* Begin Data supplied *

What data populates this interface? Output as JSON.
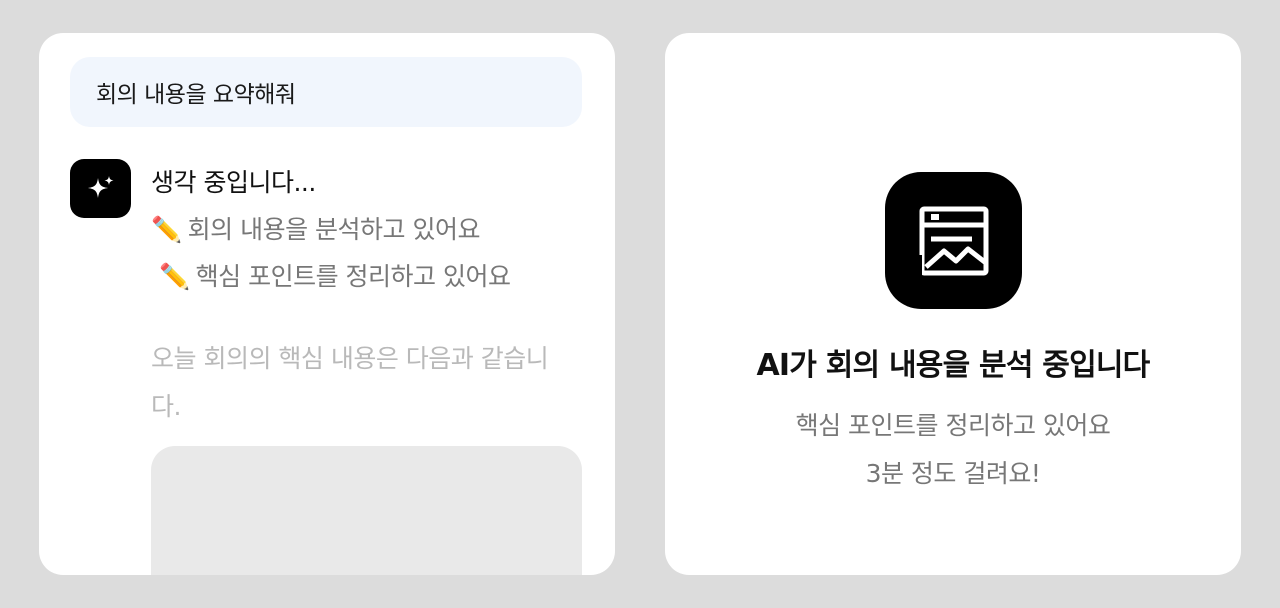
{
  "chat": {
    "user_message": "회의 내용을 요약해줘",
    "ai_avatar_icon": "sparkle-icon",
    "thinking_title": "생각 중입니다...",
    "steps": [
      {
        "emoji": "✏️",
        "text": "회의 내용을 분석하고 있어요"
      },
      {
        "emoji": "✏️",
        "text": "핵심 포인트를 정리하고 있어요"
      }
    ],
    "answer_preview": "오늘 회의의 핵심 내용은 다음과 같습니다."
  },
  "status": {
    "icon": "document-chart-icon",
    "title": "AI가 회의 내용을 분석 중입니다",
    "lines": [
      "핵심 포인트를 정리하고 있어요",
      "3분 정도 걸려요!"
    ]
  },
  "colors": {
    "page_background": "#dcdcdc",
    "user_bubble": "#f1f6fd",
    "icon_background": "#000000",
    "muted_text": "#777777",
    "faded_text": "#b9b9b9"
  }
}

* End Data supplied *
* Begin Data supplied *

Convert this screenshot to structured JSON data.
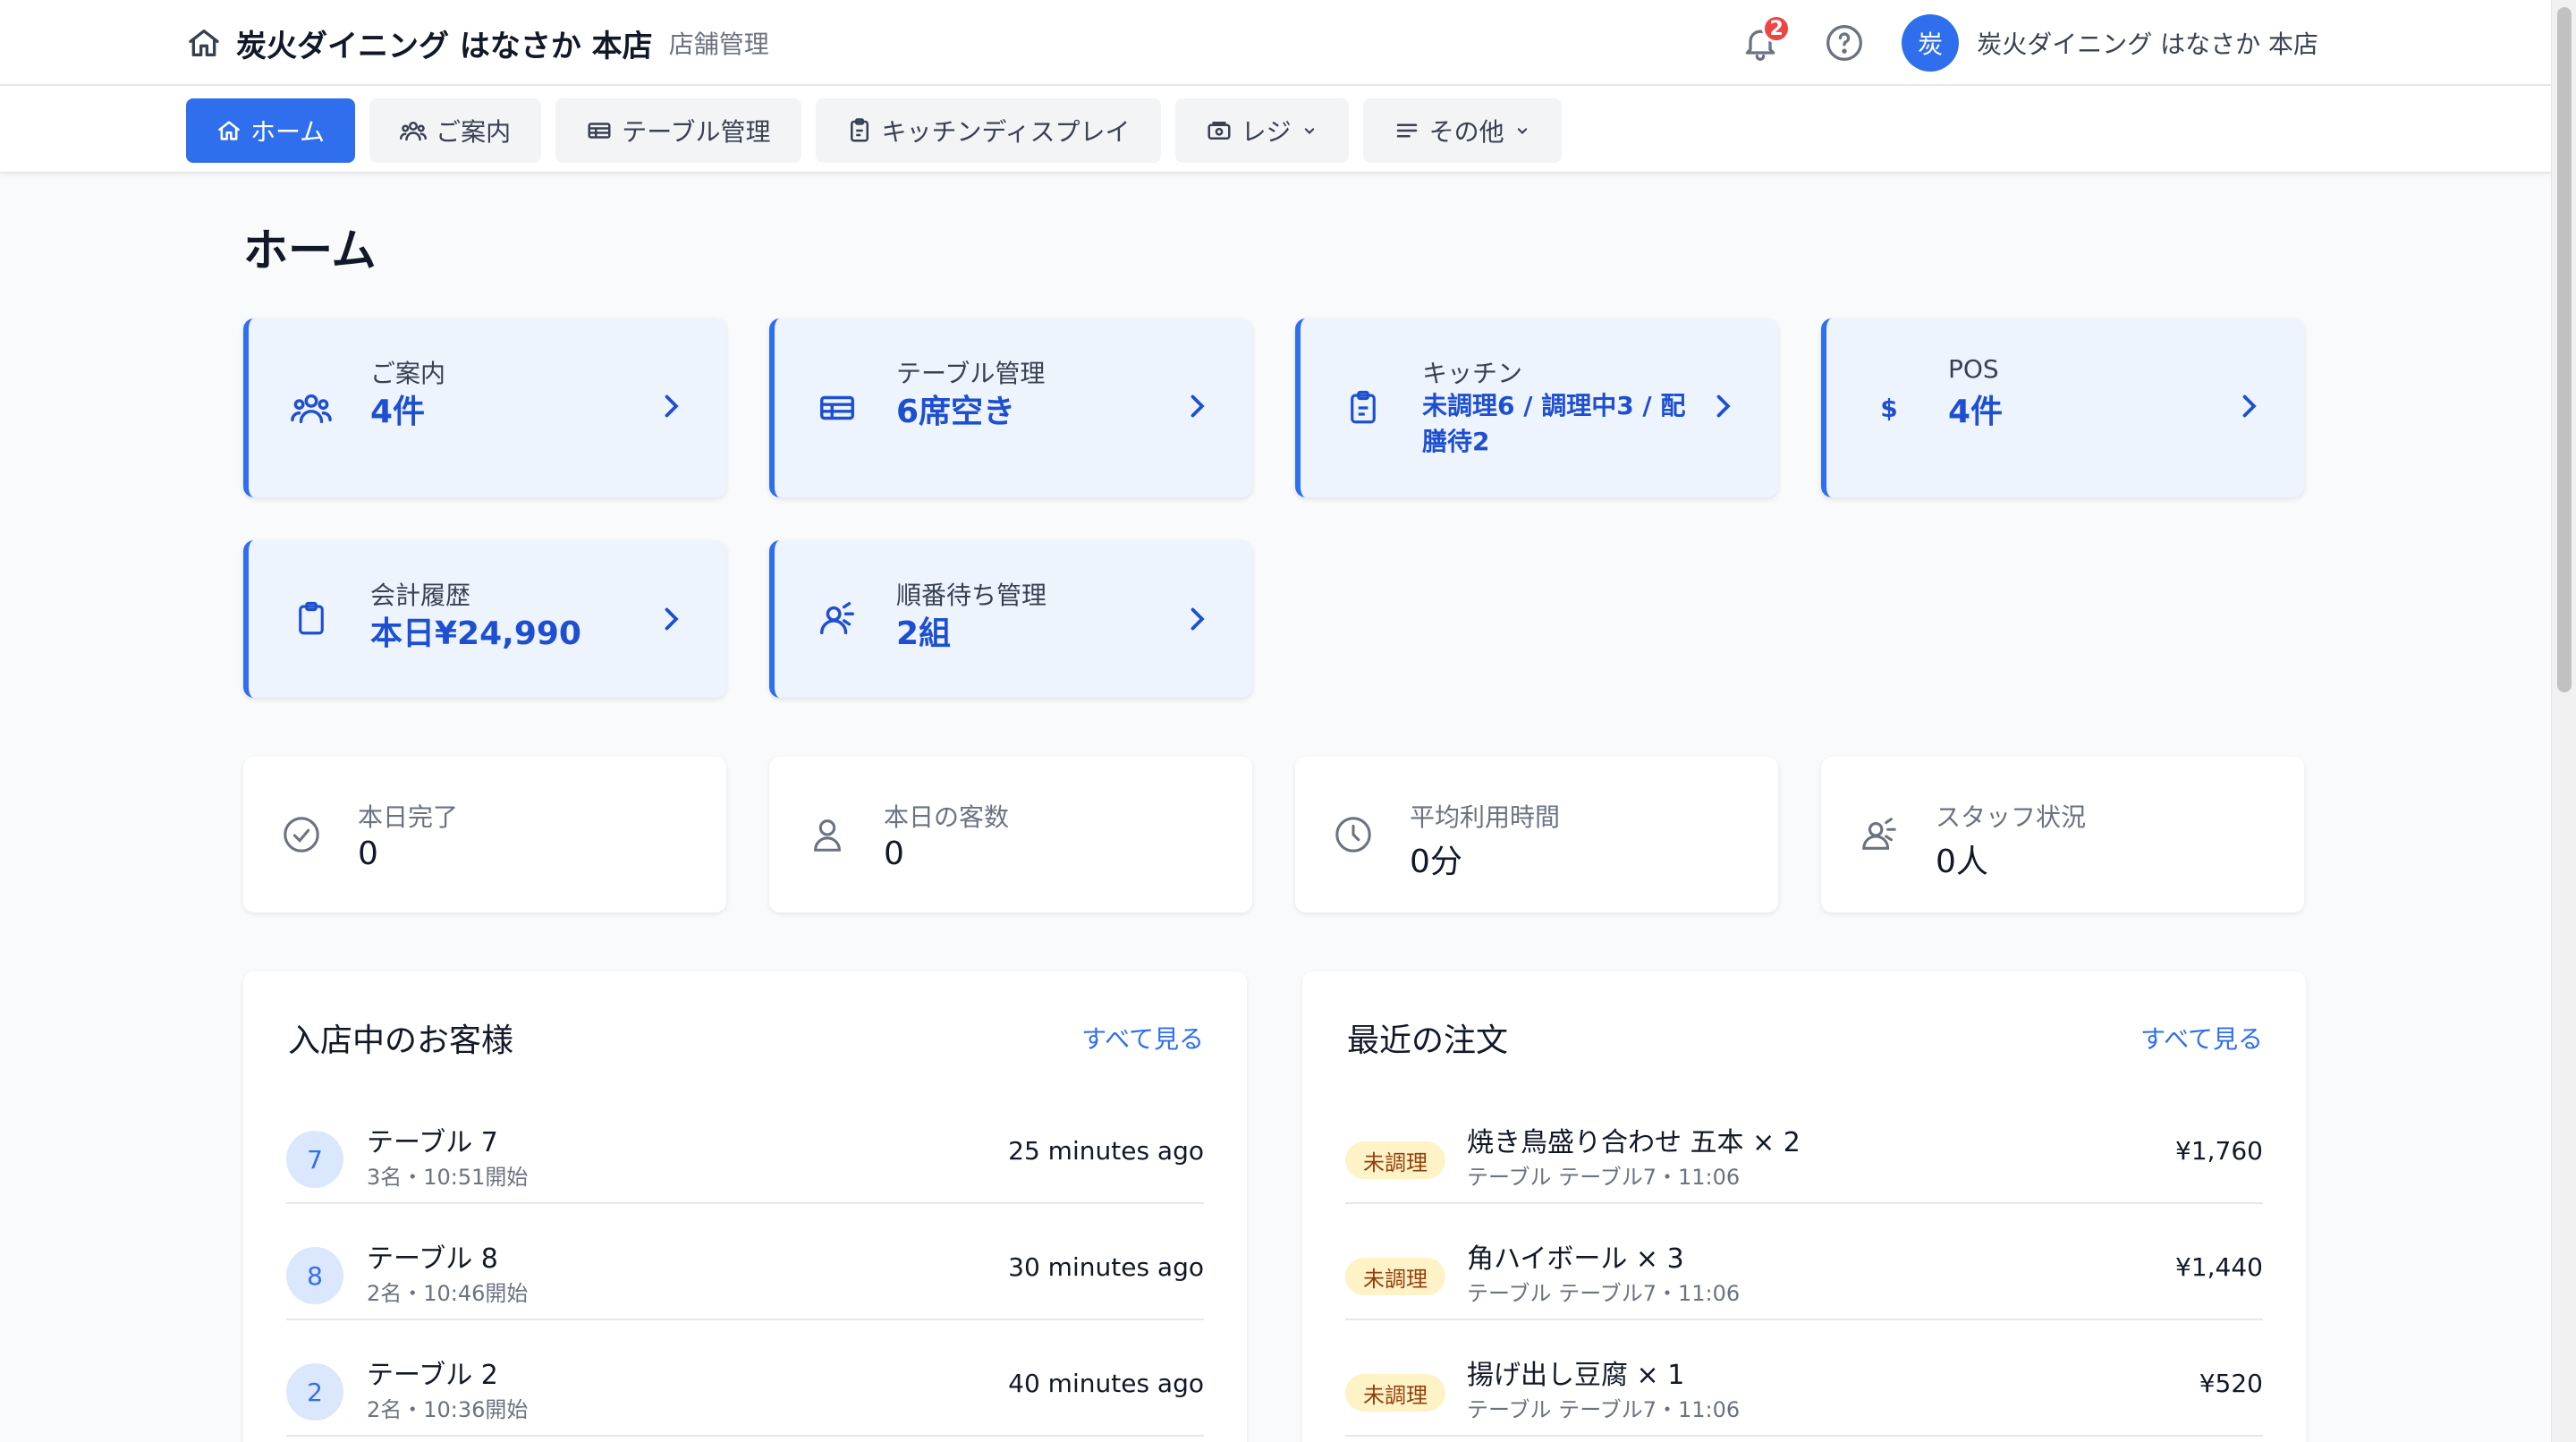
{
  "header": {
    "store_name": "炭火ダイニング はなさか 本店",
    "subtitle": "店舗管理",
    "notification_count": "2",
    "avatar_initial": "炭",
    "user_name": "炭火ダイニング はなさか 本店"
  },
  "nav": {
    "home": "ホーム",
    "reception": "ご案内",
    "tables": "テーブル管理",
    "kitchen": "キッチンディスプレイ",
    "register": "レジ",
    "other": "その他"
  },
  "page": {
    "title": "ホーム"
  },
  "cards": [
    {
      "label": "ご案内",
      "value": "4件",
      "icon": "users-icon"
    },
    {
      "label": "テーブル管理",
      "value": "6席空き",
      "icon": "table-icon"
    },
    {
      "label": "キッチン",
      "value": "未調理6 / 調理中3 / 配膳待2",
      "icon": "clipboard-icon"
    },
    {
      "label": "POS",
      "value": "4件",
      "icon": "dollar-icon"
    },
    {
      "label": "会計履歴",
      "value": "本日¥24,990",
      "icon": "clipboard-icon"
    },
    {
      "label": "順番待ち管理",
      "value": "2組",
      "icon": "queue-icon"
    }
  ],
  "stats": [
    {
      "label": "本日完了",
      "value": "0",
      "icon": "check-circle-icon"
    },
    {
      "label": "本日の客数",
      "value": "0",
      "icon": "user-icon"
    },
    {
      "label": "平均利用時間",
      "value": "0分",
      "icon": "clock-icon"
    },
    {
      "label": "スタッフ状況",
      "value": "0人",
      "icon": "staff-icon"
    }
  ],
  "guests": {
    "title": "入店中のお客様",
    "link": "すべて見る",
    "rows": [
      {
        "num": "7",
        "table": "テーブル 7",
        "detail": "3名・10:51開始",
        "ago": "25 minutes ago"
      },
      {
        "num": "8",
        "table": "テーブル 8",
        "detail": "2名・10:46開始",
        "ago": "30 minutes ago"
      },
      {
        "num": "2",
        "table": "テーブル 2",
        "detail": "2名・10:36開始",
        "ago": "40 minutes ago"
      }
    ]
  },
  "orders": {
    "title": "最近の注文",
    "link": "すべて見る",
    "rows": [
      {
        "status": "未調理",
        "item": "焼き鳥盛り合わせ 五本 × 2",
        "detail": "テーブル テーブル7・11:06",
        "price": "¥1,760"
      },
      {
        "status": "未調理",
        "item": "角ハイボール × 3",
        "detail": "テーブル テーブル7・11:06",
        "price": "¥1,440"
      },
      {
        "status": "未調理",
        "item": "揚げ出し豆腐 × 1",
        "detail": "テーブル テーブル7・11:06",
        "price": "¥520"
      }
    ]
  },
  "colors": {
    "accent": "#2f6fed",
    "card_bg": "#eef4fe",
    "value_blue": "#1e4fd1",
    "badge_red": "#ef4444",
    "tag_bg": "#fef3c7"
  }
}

* End Data supplied *

__Exercise brief__. Some lines of the data may hold the word "label". Say how many do, with nothing else.

__Solution for this problem__. 10